"""

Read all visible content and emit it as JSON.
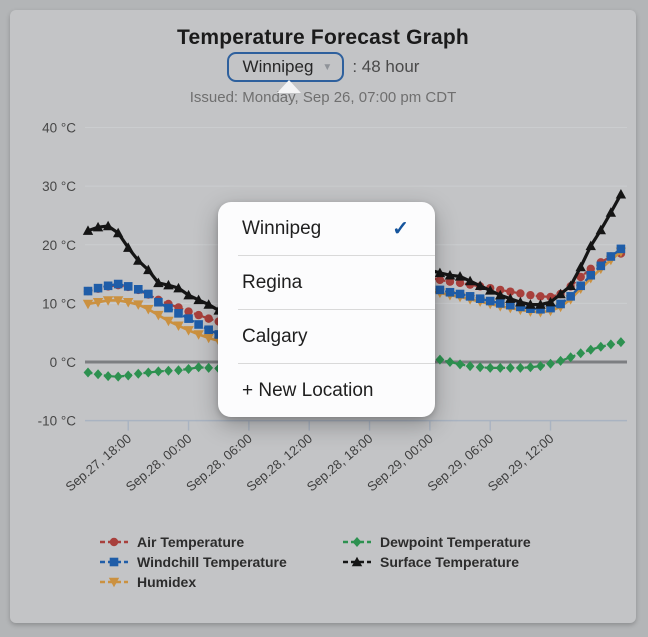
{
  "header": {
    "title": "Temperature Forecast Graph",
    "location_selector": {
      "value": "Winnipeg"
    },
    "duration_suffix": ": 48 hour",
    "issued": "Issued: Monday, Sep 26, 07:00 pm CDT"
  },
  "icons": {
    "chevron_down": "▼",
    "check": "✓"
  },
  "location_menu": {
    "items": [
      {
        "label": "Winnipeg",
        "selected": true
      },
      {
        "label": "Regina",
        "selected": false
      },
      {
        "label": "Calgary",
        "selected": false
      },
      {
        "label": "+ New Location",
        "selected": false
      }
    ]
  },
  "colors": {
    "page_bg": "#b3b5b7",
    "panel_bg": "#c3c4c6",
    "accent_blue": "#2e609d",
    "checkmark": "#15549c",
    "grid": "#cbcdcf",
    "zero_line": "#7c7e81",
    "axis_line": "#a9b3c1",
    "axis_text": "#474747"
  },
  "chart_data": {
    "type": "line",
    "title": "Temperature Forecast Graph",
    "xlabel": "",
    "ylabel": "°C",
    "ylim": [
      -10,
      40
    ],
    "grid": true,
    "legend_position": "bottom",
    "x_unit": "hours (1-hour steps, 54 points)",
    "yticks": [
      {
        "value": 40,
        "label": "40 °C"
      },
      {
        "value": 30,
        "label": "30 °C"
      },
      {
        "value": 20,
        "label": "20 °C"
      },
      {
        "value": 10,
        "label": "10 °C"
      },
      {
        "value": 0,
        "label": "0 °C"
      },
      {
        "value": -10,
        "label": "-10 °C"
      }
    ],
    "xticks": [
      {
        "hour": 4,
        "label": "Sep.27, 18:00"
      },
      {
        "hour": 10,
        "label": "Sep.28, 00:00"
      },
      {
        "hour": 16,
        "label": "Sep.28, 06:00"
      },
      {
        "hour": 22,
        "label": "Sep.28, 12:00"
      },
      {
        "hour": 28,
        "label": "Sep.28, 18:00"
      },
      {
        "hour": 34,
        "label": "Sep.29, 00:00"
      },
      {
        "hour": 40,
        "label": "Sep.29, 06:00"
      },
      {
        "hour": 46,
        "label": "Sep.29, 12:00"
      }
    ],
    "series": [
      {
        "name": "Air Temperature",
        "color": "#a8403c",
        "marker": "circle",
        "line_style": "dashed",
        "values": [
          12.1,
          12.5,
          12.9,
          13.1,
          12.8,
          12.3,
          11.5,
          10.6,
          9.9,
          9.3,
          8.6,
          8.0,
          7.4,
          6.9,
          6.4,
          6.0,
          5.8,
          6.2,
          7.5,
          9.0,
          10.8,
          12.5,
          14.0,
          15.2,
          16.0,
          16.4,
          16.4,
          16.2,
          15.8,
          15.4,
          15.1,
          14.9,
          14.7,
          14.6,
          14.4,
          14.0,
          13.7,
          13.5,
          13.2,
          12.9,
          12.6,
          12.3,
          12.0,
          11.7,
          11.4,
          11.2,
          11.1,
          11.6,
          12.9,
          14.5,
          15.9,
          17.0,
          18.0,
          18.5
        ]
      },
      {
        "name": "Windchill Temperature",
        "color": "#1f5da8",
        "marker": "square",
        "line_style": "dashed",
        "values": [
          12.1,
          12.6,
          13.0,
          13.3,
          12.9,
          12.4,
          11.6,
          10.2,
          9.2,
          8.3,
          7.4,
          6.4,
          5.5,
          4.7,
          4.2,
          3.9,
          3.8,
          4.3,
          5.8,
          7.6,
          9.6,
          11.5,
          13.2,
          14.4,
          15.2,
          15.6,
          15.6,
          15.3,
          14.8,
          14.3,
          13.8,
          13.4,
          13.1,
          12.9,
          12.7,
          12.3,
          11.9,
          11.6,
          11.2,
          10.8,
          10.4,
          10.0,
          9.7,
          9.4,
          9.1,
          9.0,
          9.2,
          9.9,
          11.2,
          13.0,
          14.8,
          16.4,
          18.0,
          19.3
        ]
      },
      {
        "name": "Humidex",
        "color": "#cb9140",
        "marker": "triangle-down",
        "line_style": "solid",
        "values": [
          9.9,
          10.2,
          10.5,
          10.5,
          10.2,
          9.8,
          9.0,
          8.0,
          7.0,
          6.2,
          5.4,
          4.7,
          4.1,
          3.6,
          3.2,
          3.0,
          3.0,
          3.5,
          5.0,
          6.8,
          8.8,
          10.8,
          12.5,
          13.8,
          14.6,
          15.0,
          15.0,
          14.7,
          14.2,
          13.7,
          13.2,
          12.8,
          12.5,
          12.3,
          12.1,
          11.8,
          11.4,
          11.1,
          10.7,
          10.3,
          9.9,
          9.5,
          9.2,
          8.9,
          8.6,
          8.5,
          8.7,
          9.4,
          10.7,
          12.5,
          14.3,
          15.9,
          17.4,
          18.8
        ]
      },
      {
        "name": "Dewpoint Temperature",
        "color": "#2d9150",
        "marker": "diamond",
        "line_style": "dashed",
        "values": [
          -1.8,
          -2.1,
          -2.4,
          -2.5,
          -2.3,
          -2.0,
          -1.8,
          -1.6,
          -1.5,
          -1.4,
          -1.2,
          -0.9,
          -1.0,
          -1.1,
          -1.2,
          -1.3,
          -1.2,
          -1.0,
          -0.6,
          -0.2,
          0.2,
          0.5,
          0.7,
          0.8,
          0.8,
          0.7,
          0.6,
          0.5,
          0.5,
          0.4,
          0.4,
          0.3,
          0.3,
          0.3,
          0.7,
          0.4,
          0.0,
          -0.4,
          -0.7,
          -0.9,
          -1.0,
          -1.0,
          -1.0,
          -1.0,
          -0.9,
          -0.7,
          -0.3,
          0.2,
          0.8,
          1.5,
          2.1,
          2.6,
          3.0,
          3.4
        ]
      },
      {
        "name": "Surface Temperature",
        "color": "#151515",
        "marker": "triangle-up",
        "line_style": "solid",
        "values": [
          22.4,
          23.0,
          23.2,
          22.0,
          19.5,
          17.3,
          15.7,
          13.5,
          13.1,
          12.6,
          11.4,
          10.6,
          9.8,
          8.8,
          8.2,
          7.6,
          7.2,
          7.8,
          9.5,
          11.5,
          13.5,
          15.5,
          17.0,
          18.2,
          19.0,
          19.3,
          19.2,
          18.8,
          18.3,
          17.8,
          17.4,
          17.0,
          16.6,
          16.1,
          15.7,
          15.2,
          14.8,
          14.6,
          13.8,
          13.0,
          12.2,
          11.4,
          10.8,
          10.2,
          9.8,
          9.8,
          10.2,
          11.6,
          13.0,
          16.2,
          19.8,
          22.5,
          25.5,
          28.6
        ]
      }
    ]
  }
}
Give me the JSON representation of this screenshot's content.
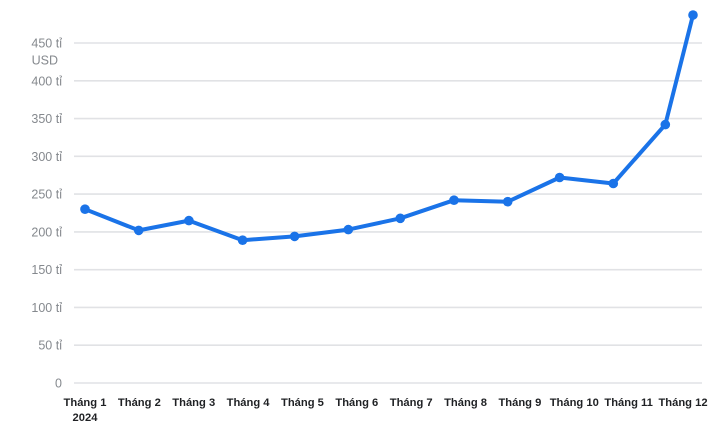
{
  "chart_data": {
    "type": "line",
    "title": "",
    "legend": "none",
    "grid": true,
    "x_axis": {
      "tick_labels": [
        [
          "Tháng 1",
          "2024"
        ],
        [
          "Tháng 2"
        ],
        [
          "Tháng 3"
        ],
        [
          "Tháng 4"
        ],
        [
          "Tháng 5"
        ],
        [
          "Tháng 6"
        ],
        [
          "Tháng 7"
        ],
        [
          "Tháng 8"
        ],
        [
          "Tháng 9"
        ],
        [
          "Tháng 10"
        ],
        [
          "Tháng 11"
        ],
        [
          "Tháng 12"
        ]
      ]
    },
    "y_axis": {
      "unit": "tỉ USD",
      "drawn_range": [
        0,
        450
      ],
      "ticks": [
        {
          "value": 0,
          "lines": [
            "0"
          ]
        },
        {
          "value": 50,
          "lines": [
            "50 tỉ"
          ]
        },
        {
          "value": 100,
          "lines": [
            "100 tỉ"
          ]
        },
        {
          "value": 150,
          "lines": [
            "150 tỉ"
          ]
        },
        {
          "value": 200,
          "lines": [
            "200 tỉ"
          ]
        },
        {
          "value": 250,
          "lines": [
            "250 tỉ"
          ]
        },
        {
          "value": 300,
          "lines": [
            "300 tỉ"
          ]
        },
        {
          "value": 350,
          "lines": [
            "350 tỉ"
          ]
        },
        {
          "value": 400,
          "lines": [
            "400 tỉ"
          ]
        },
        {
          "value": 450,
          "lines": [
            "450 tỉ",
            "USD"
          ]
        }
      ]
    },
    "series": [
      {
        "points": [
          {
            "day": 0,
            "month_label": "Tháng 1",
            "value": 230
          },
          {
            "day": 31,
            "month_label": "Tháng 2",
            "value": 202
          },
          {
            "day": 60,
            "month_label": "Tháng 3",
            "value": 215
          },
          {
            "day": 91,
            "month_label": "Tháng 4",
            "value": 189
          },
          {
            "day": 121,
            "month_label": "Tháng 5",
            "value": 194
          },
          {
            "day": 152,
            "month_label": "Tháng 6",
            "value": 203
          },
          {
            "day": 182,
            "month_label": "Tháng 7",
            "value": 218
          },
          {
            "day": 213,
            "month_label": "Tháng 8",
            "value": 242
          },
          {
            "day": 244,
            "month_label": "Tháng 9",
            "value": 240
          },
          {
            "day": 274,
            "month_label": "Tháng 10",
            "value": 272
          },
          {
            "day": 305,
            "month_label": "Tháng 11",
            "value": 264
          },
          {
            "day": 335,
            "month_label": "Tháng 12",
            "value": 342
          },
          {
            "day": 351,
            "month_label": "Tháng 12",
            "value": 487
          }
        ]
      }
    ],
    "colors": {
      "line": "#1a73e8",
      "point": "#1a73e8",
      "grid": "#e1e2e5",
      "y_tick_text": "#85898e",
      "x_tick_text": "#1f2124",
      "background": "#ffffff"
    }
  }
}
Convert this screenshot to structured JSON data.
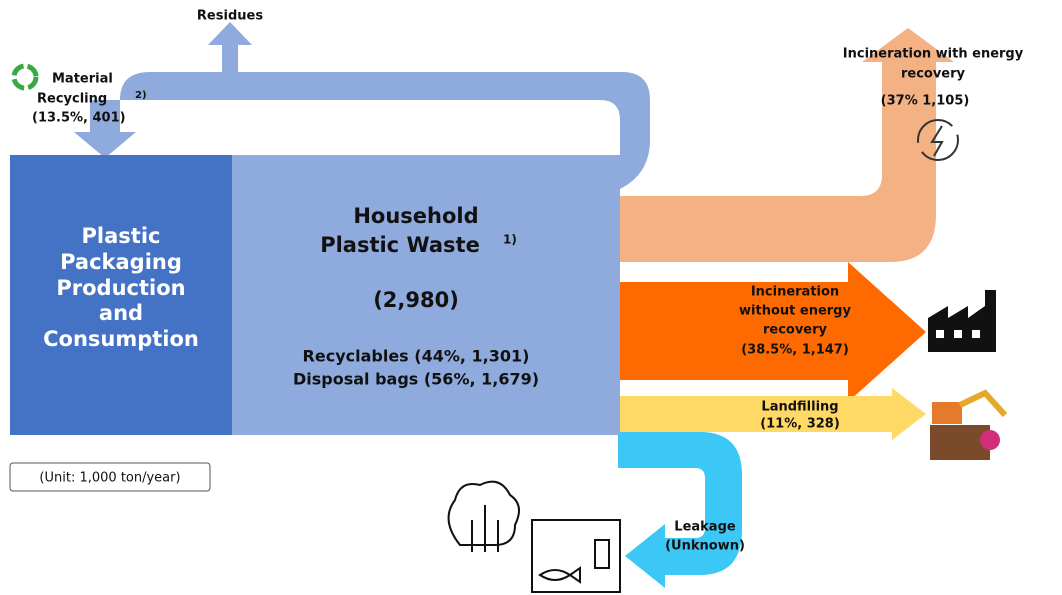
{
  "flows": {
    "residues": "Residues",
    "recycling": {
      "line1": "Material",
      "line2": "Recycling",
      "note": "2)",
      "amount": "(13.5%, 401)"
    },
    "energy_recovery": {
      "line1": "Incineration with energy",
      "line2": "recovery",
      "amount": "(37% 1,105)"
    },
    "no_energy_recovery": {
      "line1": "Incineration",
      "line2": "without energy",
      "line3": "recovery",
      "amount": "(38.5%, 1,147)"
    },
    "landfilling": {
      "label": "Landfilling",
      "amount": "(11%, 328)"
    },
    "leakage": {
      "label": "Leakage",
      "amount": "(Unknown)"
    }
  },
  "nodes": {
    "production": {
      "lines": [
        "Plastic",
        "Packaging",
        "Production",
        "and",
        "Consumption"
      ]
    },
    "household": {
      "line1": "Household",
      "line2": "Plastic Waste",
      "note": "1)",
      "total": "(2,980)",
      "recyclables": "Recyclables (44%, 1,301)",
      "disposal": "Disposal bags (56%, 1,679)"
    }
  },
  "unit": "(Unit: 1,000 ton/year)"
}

"""

**Problem to solve:**
Nothing but the lines from the one holding "Convert this screenshot" to the end of the entries above should be echoed, exactly and with both ends included; omit the pictures.

**Right answer:**
Convert this screenshot to structured JSON data.
{
  "flows": {
    "residues": "Residues",
    "recycling": {
      "line1": "Material",
      "line2": "Recycling",
      "note": "2)",
      "amount": "(13.5%, 401)"
    },
    "energy_recovery": {
      "line1": "Incineration with energy",
      "line2": "recovery",
      "amount": "(37% 1,105)"
    },
    "no_energy_recovery": {
      "line1": "Incineration",
      "line2": "without energy",
      "line3": "recovery",
      "amount": "(38.5%, 1,147)"
    },
    "landfilling": {
      "label": "Landfilling",
      "amount": "(11%, 328)"
    },
    "leakage": {
      "label": "Leakage",
      "amount": "(Unknown)"
    }
  },
  "nodes": {
    "production": {
      "lines": [
        "Plastic",
        "Packaging",
        "Production",
        "and",
        "Consumption"
      ]
    },
    "household": {
      "line1": "Household",
      "line2": "Plastic Waste",
      "note": "1)",
      "total": "(2,980)",
      "recyclables": "Recyclables (44%, 1,301)",
      "disposal": "Disposal bags (56%, 1,679)"
    }
  },
  "unit": "(Unit: 1,000 ton/year)"
}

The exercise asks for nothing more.